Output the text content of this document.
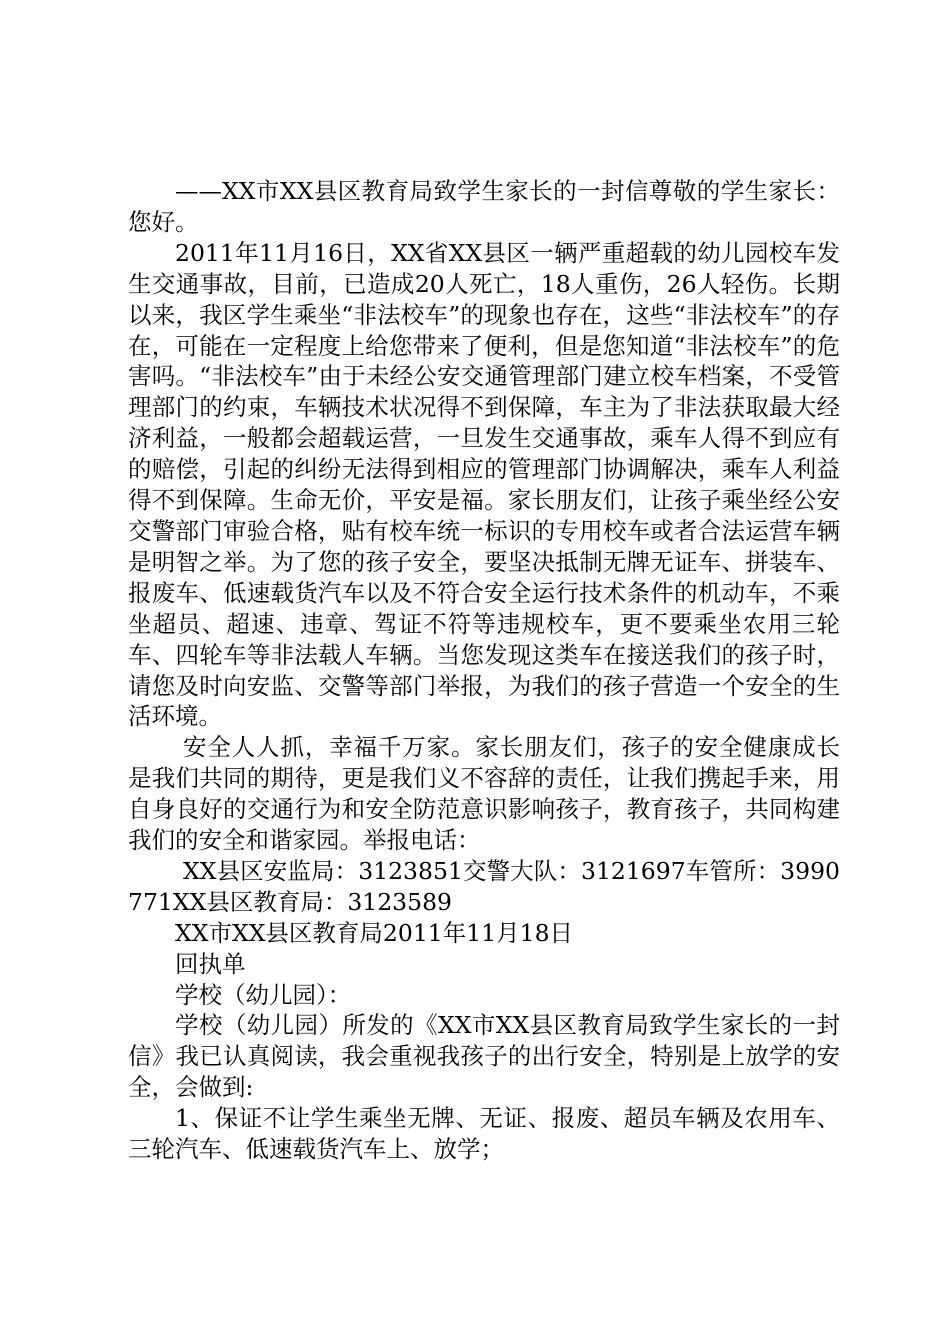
——XX市XX县区教育局致学生家长的一封信尊敬的学生家长：您好。

2011年11月16日，XX省XX县区一辆严重超载的幼儿园校车发生交通事故，目前，已造成20人死亡，18人重伤，26人轻伤。长期以来，我区学生乘坐“非法校车”的现象也存在，这些“非法校车”的存在，可能在一定程度上给您带来了便利，但是您知道“非法校车”的危害吗。“非法校车”由于未经公安交通管理部门建立校车档案，不受管理部门的约束，车辆技术状况得不到保障，车主为了非法获取最大经济利益，一般都会超载运营，一旦发生交通事故，乘车人得不到应有的赔偿，引起的纠纷无法得到相应的管理部门协调解决，乘车人利益得不到保障。生命无价，平安是福。家长朋友们，让孩子乘坐经公安交警部门审验合格，贴有校车统一标识的专用校车或者合法运营车辆是明智之举。为了您的孩子安全，要坚决抵制无牌无证车、拼装车、报废车、低速载货汽车以及不符合安全运行技术条件的机动车，不乘坐超员、超速、违章、驾证不符等违规校车，更不要乘坐农用三轮车、四轮车等非法载人车辆。当您发现这类车在接送我们的孩子时，请您及时向安监、交警等部门举报，为我们的孩子营造一个安全的生活环境。

安全人人抓，幸福千万家。家长朋友们，孩子的安全健康成长是我们共同的期待，更是我们义不容辞的责任，让我们携起手来，用自身良好的交通行为和安全防范意识影响孩子，教育孩子，共同构建我们的安全和谐家园。举报电话：

XX县区安监局：3123851交警大队：3121697车管所：3990771XX县区教育局：3123589

XX市XX县区教育局2011年11月18日

回执单

学校（幼儿园）：

学校（幼儿园）所发的《XX市XX县区教育局致学生家长的一封信》我已认真阅读，我会重视我孩子的出行安全，特别是上放学的安全，会做到:

1、保证不让学生乘坐无牌、无证、报废、超员车辆及农用车、三轮汽车、低速载货汽车上、放学；
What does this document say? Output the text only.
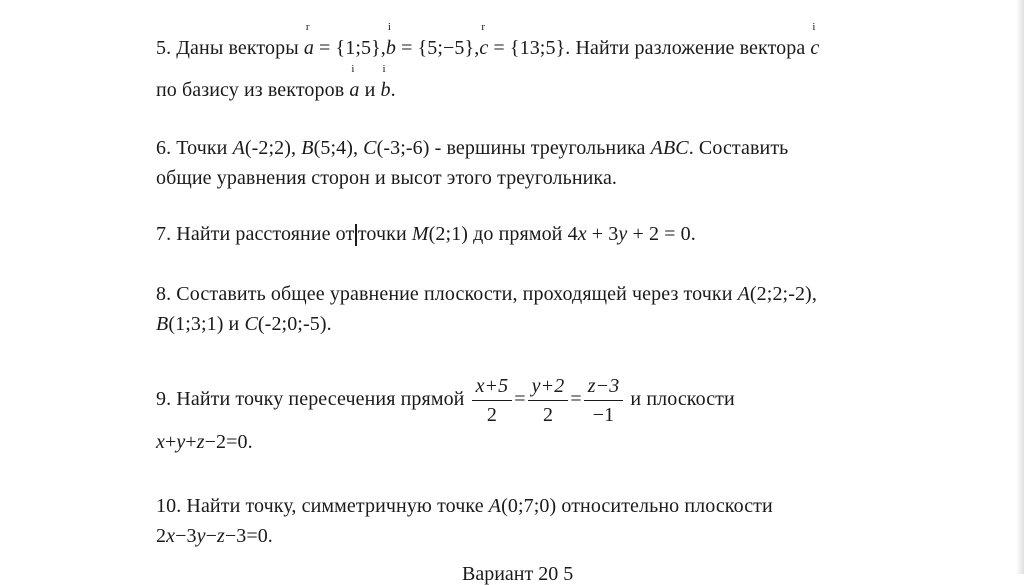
5. Даны векторы
r
a = {1;5},
i
b = {5;−5},
r
c = {13;5}. Найти разложение вектора
i
c
по базису из векторов
i
a и
i
b.
6. Точки A(-2;2), B(5;4), C(-3;-6) - вершины треугольника ABC. Составить
общие уравнения сторон и высот этого треугольника.
7. Найти расстояние от точки M(2;1) до прямой 4x + 3y + 2 = 0.
8. Составить общее уравнение плоскости, проходящей через точки A(2;2;-2),
B(1;3;1) и C(-2;0;-5).
9. Найти точку пересечения прямой $\frac{x+5}{2} = \frac{y+2}{2} = \frac{z-3}{-1}$ и плоскости
x+y+z−2=0.
10. Найти точку, симметричную точке A(0;7;0) относительно плоскости
2x−3y−z−3=0.
Вариант 20 5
------------------------------------------------------------
_AIM OF THE TASK_.
Restate the full listing verbatim and drop every picture.

_TASK RESULT_.
Output the text content of this document.
——XX市XX县区教育局致学生家长的一封信尊敬的学生家长：您好。

2011年11月16日，XX省XX县区一辆严重超载的幼儿园校车发生交通事故，目前，已造成20人死亡，18人重伤，26人轻伤。长期以来，我区学生乘坐“非法校车”的现象也存在，这些“非法校车”的存在，可能在一定程度上给您带来了便利，但是您知道“非法校车”的危害吗。“非法校车”由于未经公安交通管理部门建立校车档案，不受管理部门的约束，车辆技术状况得不到保障，车主为了非法获取最大经济利益，一般都会超载运营，一旦发生交通事故，乘车人得不到应有的赔偿，引起的纠纷无法得到相应的管理部门协调解决，乘车人利益得不到保障。生命无价，平安是福。家长朋友们，让孩子乘坐经公安交警部门审验合格，贴有校车统一标识的专用校车或者合法运营车辆是明智之举。为了您的孩子安全，要坚决抵制无牌无证车、拼装车、报废车、低速载货汽车以及不符合安全运行技术条件的机动车，不乘坐超员、超速、违章、驾证不符等违规校车，更不要乘坐农用三轮车、四轮车等非法载人车辆。当您发现这类车在接送我们的孩子时，请您及时向安监、交警等部门举报，为我们的孩子营造一个安全的生活环境。

安全人人抓，幸福千万家。家长朋友们，孩子的安全健康成长是我们共同的期待，更是我们义不容辞的责任，让我们携起手来，用自身良好的交通行为和安全防范意识影响孩子，教育孩子，共同构建我们的安全和谐家园。举报电话：

XX县区安监局：3123851交警大队：3121697车管所：3990771XX县区教育局：3123589

XX市XX县区教育局2011年11月18日

回执单

学校（幼儿园）：

学校（幼儿园）所发的《XX市XX县区教育局致学生家长的一封信》我已认真阅读，我会重视我孩子的出行安全，特别是上放学的安全，会做到:

1、保证不让学生乘坐无牌、无证、报废、超员车辆及农用车、三轮汽车、低速载货汽车上、放学；
What does this document say? Output the text only.
5. Даны векторы
r
a = {1;5},
i
b = {5;−5},
r
c = {13;5}. Найти разложение вектора
i
c
по базису из векторов
i
a и
i
b.
6. Точки A(-2;2), B(5;4), C(-3;-6) - вершины треугольника ABC. Составить
общие уравнения сторон и высот этого треугольника.
7. Найти расстояние от точки M(2;1) до прямой 4x + 3y + 2 = 0.
8. Составить общее уравнение плоскости, проходящей через точки A(2;2;-2),
B(1;3;1) и C(-2;0;-5).
9. Найти точку пересечения прямой $\frac{x+5}{2} = \frac{y+2}{2} = \frac{z-3}{-1}$ и плоскости
x+y+z−2=0.
10. Найти точку, симметричную точке A(0;7;0) относительно плоскости
2x−3y−z−3=0.
Вариант 20 5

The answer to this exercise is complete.